Images should be left out, and everything else in the listing reproduced exactly.

**RECORDS FOR THIS EXERCISE**
▼▼▼

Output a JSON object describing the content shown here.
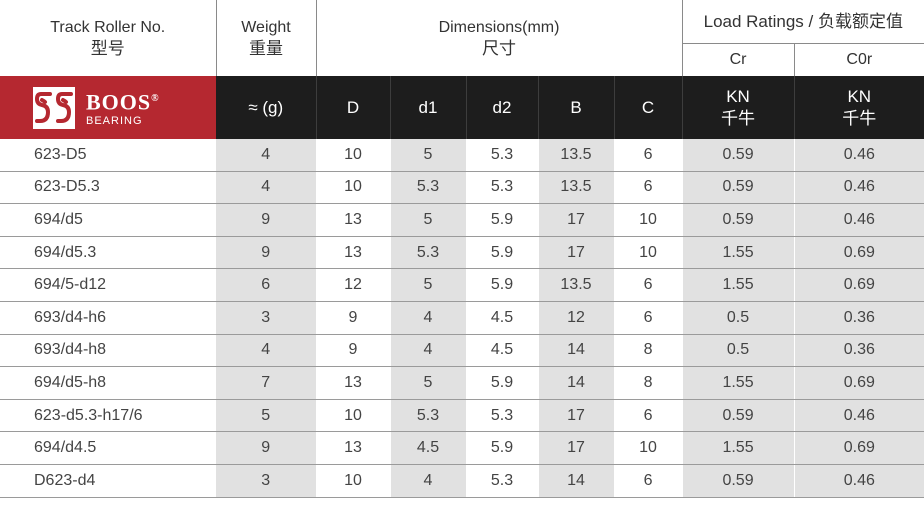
{
  "header": {
    "track_roller_no": "Track Roller No.",
    "model_cn": "型号",
    "weight": "Weight",
    "weight_cn": "重量",
    "dimensions": "Dimensions(mm)",
    "dimensions_cn": "尺寸",
    "load_ratings": "Load Ratings / 负载额定值",
    "cr": "Cr",
    "c0r": "C0r"
  },
  "brand": {
    "name": "BOOS",
    "registered": "®",
    "sub": "BEARING",
    "color": "#b52830"
  },
  "unit_row": {
    "weight_unit": "≈ (g)",
    "D": "D",
    "d1": "d1",
    "d2": "d2",
    "B": "B",
    "C": "C",
    "cr_unit": "KN",
    "cr_unit_cn": "千牛",
    "c0r_unit": "KN",
    "c0r_unit_cn": "千牛"
  },
  "rows": [
    {
      "no": "623-D5",
      "weight": "4",
      "D": "10",
      "d1": "5",
      "d2": "5.3",
      "B": "13.5",
      "C": "6",
      "cr": "0.59",
      "c0r": "0.46"
    },
    {
      "no": "623-D5.3",
      "weight": "4",
      "D": "10",
      "d1": "5.3",
      "d2": "5.3",
      "B": "13.5",
      "C": "6",
      "cr": "0.59",
      "c0r": "0.46"
    },
    {
      "no": "694/d5",
      "weight": "9",
      "D": "13",
      "d1": "5",
      "d2": "5.9",
      "B": "17",
      "C": "10",
      "cr": "0.59",
      "c0r": "0.46"
    },
    {
      "no": "694/d5.3",
      "weight": "9",
      "D": "13",
      "d1": "5.3",
      "d2": "5.9",
      "B": "17",
      "C": "10",
      "cr": "1.55",
      "c0r": "0.69"
    },
    {
      "no": "694/5-d12",
      "weight": "6",
      "D": "12",
      "d1": "5",
      "d2": "5.9",
      "B": "13.5",
      "C": "6",
      "cr": "1.55",
      "c0r": "0.69"
    },
    {
      "no": "693/d4-h6",
      "weight": "3",
      "D": "9",
      "d1": "4",
      "d2": "4.5",
      "B": "12",
      "C": "6",
      "cr": "0.5",
      "c0r": "0.36"
    },
    {
      "no": "693/d4-h8",
      "weight": "4",
      "D": "9",
      "d1": "4",
      "d2": "4.5",
      "B": "14",
      "C": "8",
      "cr": "0.5",
      "c0r": "0.36"
    },
    {
      "no": "694/d5-h8",
      "weight": "7",
      "D": "13",
      "d1": "5",
      "d2": "5.9",
      "B": "14",
      "C": "8",
      "cr": "1.55",
      "c0r": "0.69"
    },
    {
      "no": "623-d5.3-h17/6",
      "weight": "5",
      "D": "10",
      "d1": "5.3",
      "d2": "5.3",
      "B": "17",
      "C": "6",
      "cr": "0.59",
      "c0r": "0.46"
    },
    {
      "no": "694/d4.5",
      "weight": "9",
      "D": "13",
      "d1": "4.5",
      "d2": "5.9",
      "B": "17",
      "C": "10",
      "cr": "1.55",
      "c0r": "0.69"
    },
    {
      "no": "D623-d4",
      "weight": "3",
      "D": "10",
      "d1": "4",
      "d2": "5.3",
      "B": "14",
      "C": "6",
      "cr": "0.59",
      "c0r": "0.46"
    }
  ]
}
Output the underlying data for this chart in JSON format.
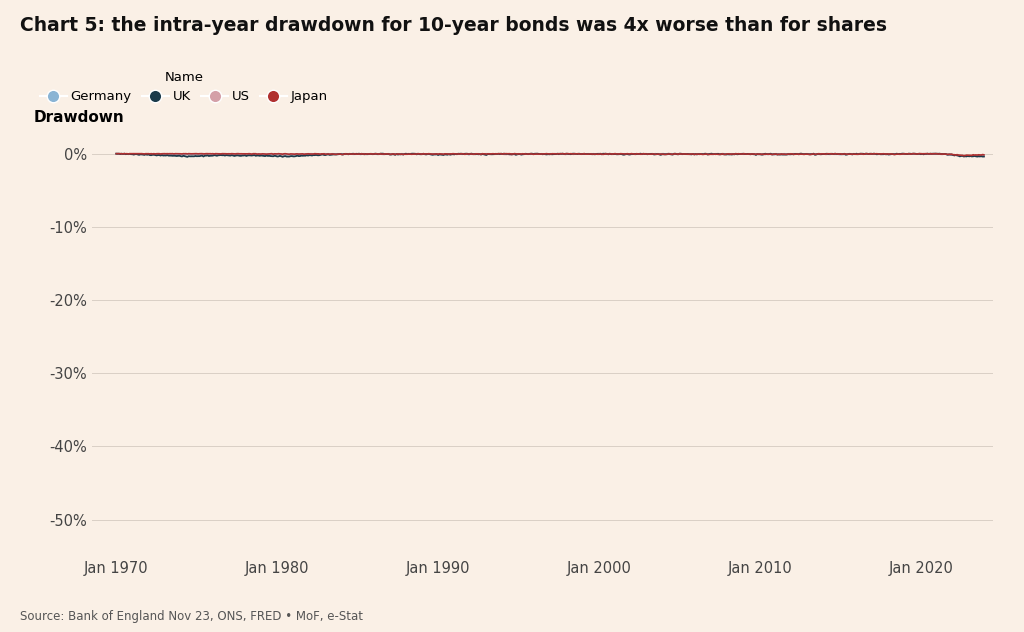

▲▲▲

**COMPLETE OUTPUT**
Output a JSON object describing the content shown here.
{
  "header": {
    "track_roller_no": "Track Roller No.",
    "model_cn": "型号",
    "weight": "Weight",
    "weight_cn": "重量",
    "dimensions": "Dimensions(mm)",
    "dimensions_cn": "尺寸",
    "load_ratings": "Load Ratings / 负载额定值",
    "cr": "Cr",
    "c0r": "C0r"
  },
  "brand": {
    "name": "BOOS",
    "registered": "®",
    "sub": "BEARING",
    "color": "#b52830"
  },
  "unit_row": {
    "weight_unit": "≈ (g)",
    "D": "D",
    "d1": "d1",
    "d2": "d2",
    "B": "B",
    "C": "C",
    "cr_unit": "KN",
    "cr_unit_cn": "千牛",
    "c0r_unit": "KN",
    "c0r_unit_cn": "千牛"
  },
  "rows": [
    {
      "no": "623-D5",
      "weight": "4",
      "D": "10",
      "d1": "5",
      "d2": "5.3",
      "B": "13.5",
      "C": "6",
      "cr": "0.59",
      "c0r": "0.46"
    },
    {
      "no": "623-D5.3",
      "weight": "4",
      "D": "10",
      "d1": "5.3",
      "d2": "5.3",
      "B": "13.5",
      "C": "6",
      "cr": "0.59",
      "c0r": "0.46"
    },
    {
      "no": "694/d5",
      "weight": "9",
      "D": "13",
      "d1": "5",
      "d2": "5.9",
      "B": "17",
      "C": "10",
      "cr": "0.59",
      "c0r": "0.46"
    },
    {
      "no": "694/d5.3",
      "weight": "9",
      "D": "13",
      "d1": "5.3",
      "d2": "5.9",
      "B": "17",
      "C": "10",
      "cr": "1.55",
      "c0r": "0.69"
    },
    {
      "no": "694/5-d12",
      "weight": "6",
      "D": "12",
      "d1": "5",
      "d2": "5.9",
      "B": "13.5",
      "C": "6",
      "cr": "1.55",
      "c0r": "0.69"
    },
    {
      "no": "693/d4-h6",
      "weight": "3",
      "D": "9",
      "d1": "4",
      "d2": "4.5",
      "B": "12",
      "C": "6",
      "cr": "0.5",
      "c0r": "0.36"
    },
    {
      "no": "693/d4-h8",
      "weight": "4",
      "D": "9",
      "d1": "4",
      "d2": "4.5",
      "B": "14",
      "C": "8",
      "cr": "0.5",
      "c0r": "0.36"
    },
    {
      "no": "694/d5-h8",
      "weight": "7",
      "D": "13",
      "d1": "5",
      "d2": "5.9",
      "B": "14",
      "C": "8",
      "cr": "1.55",
      "c0r": "0.69"
    },
    {
      "no": "623-d5.3-h17/6",
      "weight": "5",
      "D": "10",
      "d1": "5.3",
      "d2": "5.3",
      "B": "17",
      "C": "6",
      "cr": "0.59",
      "c0r": "0.46"
    },
    {
      "no": "694/d4.5",
      "weight": "9",
      "D": "13",
      "d1": "4.5",
      "d2": "5.9",
      "B": "17",
      "C": "10",
      "cr": "1.55",
      "c0r": "0.69"
    },
    {
      "no": "D623-d4",
      "weight": "3",
      "D": "10",
      "d1": "4",
      "d2": "5.3",
      "B": "14",
      "C": "6",
      "cr": "0.59",
      "c0r": "0.46"
    }
  ]
}
Output the underlying data for this chart in JSON format.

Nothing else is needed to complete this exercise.